* WRITTEN EXERCISE *
Copy each line that contains the word "JSON".

* PROVIDED INFORMATION *
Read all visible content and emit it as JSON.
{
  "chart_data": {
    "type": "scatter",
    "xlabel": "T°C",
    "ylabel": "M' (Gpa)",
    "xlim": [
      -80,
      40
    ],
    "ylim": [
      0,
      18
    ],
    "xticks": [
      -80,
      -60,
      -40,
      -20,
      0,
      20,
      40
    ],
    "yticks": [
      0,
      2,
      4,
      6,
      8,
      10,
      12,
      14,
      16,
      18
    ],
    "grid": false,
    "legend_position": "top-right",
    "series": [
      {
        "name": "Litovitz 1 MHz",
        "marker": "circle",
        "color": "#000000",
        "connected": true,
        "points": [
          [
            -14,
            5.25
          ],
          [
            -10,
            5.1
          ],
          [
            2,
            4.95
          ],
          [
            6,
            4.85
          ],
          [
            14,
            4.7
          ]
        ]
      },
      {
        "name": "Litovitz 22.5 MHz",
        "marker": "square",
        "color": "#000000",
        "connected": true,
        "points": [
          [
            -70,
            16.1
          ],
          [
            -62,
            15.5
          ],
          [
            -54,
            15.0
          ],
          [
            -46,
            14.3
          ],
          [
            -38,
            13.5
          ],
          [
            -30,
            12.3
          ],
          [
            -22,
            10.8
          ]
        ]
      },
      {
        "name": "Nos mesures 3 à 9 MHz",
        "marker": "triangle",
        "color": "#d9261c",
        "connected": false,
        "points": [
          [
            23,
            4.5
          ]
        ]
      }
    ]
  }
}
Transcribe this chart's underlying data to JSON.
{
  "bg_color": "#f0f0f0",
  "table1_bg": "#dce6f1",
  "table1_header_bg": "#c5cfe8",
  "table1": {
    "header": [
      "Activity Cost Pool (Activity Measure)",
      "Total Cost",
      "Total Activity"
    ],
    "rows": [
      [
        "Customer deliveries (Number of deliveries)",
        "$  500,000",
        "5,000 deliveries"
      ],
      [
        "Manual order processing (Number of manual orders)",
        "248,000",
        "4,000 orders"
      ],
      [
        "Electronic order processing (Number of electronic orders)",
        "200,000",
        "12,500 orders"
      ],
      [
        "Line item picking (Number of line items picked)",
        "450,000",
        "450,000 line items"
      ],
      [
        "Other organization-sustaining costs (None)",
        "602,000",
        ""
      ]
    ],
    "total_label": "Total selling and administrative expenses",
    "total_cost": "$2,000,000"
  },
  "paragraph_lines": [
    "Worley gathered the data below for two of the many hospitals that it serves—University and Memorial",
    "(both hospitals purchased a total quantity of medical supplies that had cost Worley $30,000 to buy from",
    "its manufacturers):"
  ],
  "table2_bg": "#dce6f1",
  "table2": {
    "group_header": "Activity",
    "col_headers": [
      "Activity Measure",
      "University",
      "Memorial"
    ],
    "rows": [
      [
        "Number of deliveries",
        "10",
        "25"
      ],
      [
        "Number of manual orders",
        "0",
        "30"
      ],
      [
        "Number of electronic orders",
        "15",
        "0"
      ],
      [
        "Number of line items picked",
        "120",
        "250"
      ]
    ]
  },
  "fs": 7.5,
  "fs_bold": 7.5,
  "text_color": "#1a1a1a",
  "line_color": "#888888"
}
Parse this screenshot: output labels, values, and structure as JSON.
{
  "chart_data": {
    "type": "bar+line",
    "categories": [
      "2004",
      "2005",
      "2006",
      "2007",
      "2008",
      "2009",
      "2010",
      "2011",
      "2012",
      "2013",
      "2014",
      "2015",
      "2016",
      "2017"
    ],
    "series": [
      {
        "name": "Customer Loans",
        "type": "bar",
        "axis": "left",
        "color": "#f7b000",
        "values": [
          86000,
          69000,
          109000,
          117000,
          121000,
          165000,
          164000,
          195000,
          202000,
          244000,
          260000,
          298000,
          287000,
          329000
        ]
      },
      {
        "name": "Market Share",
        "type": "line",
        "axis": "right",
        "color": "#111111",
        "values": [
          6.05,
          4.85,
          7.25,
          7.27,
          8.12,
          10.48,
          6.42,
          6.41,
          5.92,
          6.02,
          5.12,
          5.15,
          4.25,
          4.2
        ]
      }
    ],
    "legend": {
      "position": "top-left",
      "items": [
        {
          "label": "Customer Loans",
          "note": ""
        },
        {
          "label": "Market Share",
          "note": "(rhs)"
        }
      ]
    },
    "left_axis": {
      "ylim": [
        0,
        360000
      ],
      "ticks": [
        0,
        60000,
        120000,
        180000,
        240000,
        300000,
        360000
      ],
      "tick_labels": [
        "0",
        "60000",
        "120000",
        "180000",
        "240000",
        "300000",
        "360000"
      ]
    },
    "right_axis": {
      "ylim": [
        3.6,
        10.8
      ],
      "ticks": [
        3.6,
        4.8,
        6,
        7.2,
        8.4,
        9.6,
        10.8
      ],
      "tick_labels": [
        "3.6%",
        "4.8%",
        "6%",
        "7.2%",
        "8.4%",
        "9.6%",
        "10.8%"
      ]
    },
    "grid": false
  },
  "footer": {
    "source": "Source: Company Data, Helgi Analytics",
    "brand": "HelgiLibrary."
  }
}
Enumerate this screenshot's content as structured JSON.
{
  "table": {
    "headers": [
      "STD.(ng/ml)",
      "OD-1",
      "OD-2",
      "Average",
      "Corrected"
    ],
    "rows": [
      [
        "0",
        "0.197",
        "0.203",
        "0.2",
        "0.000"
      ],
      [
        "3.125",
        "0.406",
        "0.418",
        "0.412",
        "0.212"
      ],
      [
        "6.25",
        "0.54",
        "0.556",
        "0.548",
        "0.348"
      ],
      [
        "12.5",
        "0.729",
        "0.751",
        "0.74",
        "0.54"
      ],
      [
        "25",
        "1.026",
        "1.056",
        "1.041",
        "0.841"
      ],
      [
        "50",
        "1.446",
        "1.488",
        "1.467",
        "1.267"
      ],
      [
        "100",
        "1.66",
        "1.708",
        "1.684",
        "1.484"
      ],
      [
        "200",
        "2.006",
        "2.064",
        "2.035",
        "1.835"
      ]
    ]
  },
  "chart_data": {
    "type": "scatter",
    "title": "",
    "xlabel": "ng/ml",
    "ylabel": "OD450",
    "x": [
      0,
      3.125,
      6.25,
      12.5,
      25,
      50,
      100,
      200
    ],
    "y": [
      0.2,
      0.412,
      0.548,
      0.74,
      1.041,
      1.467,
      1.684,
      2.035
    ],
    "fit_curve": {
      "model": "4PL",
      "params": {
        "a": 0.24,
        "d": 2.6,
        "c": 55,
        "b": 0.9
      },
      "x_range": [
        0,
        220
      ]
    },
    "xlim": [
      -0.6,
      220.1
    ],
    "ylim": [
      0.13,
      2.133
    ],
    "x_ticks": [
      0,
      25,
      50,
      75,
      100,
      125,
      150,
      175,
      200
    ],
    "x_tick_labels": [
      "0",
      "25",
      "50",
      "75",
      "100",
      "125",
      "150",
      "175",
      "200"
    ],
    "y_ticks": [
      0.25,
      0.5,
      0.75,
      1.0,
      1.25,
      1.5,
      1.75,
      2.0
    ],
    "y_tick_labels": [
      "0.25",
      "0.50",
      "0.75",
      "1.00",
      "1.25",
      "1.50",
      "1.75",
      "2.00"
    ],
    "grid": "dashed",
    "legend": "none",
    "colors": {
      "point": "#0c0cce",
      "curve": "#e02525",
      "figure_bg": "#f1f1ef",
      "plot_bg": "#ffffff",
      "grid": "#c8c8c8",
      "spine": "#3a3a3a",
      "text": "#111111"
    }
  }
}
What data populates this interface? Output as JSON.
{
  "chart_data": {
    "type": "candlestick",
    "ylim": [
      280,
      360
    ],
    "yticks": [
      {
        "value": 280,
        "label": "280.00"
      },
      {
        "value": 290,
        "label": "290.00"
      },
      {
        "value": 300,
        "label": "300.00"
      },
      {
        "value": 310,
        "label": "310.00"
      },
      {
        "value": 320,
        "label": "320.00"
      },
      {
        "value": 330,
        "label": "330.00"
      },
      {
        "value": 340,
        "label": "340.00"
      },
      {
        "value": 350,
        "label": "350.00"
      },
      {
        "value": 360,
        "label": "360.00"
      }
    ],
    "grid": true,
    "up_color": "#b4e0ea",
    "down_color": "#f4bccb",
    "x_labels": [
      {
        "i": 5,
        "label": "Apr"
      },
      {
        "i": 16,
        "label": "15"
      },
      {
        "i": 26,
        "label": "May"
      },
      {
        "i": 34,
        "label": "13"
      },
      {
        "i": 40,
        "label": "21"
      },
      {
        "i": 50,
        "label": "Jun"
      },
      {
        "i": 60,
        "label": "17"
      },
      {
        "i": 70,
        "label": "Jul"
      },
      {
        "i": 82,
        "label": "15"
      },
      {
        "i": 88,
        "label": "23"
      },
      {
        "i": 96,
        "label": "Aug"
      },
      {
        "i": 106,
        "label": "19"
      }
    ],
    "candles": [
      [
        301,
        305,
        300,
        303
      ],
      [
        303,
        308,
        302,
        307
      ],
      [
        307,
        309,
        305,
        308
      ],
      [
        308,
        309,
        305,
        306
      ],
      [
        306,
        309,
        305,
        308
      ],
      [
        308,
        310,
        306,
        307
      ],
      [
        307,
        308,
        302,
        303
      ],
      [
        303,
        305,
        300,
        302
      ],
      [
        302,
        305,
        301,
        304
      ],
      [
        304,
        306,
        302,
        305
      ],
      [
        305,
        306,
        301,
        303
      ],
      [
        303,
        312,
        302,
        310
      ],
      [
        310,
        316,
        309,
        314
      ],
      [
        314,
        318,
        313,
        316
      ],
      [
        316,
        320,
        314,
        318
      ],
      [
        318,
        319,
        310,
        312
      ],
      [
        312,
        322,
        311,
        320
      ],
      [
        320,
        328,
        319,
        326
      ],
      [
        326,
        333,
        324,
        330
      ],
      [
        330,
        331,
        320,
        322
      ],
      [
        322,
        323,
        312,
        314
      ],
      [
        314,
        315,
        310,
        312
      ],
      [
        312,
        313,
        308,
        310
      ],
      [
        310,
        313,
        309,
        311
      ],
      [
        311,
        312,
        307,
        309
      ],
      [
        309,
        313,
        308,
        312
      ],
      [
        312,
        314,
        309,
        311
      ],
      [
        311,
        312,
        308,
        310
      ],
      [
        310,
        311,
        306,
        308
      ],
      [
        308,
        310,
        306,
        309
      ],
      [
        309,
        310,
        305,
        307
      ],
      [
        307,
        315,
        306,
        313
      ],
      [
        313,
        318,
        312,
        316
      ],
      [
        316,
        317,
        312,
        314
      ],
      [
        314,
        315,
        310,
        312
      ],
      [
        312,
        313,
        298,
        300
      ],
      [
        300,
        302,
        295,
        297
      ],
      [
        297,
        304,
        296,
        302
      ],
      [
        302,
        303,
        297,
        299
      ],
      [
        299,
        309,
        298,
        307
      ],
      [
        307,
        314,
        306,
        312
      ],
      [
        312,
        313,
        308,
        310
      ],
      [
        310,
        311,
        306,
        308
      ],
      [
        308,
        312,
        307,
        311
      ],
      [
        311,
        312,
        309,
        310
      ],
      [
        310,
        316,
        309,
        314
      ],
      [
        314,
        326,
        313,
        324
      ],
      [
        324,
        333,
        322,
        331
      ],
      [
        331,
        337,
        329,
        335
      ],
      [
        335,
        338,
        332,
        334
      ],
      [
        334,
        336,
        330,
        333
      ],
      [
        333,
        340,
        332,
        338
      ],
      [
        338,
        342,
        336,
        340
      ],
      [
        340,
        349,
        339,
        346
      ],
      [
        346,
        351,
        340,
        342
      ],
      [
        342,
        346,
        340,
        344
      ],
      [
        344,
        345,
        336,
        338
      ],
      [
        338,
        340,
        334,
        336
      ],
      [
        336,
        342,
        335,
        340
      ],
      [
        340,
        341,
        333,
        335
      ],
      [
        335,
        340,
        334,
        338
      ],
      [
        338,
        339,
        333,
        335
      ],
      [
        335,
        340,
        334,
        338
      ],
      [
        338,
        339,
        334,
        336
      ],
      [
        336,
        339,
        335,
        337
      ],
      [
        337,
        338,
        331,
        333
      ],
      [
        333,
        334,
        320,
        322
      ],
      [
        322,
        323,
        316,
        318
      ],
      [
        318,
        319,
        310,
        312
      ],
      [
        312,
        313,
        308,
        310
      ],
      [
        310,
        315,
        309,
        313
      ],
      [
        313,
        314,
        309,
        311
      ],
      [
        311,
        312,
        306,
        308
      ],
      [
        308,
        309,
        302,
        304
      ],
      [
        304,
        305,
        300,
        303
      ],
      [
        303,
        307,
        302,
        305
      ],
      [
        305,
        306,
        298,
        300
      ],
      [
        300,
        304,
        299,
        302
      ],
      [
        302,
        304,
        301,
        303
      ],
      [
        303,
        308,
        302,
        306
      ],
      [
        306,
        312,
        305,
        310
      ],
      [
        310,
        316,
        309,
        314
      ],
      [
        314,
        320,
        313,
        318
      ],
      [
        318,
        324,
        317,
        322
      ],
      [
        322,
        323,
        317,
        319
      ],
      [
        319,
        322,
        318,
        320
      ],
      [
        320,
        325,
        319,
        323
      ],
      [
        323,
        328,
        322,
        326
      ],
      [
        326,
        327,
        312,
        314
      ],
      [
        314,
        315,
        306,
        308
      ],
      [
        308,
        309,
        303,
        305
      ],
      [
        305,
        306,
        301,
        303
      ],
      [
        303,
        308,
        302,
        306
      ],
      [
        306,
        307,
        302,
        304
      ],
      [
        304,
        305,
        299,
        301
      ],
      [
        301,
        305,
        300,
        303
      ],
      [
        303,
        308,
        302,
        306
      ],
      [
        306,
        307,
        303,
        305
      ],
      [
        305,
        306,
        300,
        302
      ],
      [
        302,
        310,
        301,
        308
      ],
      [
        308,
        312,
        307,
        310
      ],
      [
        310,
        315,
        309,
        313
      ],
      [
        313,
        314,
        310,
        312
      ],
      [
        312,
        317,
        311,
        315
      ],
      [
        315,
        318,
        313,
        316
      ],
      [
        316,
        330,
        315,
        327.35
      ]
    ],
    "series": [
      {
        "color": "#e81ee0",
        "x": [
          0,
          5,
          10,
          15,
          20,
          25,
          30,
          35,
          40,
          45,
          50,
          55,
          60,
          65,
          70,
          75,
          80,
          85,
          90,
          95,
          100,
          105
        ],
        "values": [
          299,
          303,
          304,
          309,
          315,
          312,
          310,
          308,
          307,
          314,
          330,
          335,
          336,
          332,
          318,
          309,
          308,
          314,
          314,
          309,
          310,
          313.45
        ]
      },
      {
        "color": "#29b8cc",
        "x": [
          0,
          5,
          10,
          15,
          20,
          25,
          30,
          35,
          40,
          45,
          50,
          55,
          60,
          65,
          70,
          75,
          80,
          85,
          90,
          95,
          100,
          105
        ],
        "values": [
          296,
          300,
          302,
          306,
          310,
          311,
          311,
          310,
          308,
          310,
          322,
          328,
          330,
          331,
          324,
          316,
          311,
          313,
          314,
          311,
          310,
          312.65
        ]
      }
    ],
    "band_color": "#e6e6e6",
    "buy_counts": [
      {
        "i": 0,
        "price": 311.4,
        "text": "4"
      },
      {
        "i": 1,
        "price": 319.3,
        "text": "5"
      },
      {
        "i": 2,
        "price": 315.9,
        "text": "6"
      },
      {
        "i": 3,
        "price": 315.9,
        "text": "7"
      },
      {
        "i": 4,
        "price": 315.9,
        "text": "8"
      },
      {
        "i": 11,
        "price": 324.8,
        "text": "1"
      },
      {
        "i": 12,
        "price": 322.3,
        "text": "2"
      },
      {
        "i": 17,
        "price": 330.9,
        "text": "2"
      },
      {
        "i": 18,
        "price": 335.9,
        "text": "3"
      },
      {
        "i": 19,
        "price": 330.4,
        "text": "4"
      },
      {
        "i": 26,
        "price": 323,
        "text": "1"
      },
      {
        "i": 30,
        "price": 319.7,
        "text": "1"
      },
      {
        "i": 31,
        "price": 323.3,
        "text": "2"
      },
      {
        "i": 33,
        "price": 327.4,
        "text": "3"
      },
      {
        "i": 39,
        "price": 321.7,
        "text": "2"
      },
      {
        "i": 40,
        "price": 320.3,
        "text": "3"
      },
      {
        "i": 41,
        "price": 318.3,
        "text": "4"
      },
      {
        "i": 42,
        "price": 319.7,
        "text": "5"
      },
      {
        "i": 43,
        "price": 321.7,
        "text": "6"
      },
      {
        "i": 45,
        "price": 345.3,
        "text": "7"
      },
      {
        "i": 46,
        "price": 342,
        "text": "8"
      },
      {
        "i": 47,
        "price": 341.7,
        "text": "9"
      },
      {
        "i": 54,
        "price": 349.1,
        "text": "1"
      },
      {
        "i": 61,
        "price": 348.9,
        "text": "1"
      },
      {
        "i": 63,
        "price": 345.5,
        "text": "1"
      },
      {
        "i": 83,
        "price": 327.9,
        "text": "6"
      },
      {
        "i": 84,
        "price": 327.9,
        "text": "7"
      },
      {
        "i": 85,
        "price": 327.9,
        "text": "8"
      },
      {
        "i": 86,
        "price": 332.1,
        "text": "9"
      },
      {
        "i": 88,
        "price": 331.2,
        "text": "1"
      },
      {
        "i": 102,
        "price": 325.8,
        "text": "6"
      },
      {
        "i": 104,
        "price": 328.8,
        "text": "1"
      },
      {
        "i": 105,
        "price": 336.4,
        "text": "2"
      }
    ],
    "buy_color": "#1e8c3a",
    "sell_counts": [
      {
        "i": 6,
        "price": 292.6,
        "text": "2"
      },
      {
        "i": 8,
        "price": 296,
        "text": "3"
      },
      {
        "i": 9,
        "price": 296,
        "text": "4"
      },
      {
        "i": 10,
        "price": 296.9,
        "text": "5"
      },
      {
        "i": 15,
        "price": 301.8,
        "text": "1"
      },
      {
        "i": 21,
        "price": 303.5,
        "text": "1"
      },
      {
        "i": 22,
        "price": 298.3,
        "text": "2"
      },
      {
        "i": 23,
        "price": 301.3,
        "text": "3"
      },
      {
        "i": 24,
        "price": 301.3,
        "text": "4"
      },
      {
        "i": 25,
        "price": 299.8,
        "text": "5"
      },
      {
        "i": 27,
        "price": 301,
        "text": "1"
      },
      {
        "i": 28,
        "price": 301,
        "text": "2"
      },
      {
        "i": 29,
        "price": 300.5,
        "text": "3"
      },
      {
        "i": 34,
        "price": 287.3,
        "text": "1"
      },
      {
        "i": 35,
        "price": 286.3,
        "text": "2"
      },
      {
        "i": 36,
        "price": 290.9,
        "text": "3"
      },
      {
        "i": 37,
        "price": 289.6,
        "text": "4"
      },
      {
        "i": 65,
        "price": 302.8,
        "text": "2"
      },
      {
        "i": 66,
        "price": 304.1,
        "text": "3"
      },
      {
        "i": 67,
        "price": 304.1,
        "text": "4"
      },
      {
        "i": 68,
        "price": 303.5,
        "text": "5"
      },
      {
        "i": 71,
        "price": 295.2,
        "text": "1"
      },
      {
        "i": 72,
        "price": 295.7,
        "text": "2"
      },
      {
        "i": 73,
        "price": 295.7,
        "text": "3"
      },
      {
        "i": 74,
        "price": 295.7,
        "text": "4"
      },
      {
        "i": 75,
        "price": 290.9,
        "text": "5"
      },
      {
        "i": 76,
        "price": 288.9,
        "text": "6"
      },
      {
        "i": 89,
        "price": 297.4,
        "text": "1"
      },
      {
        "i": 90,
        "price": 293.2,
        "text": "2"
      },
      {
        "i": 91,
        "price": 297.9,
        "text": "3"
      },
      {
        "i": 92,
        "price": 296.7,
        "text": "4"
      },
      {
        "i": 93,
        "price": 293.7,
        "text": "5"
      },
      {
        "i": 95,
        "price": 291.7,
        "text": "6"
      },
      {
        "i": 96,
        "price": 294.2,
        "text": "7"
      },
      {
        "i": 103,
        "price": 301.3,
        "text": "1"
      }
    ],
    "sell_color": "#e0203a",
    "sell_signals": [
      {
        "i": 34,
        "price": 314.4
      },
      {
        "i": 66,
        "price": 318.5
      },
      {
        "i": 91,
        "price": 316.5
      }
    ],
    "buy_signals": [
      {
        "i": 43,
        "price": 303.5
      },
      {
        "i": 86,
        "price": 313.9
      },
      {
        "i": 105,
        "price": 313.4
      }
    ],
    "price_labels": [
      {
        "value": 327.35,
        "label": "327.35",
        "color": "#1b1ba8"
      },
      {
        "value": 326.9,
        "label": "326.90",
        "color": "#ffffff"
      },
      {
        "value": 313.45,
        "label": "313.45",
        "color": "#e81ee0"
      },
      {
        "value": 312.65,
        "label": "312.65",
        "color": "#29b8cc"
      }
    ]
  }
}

* SOLUTION *
Read all visible content and emit it as JSON.
Transcribe this chart's underlying data to JSON.
Parse this screenshot: output labels, values, and structure as JSON.
Enumerate this screenshot's content as structured JSON.
What data populates this interface? Output as JSON.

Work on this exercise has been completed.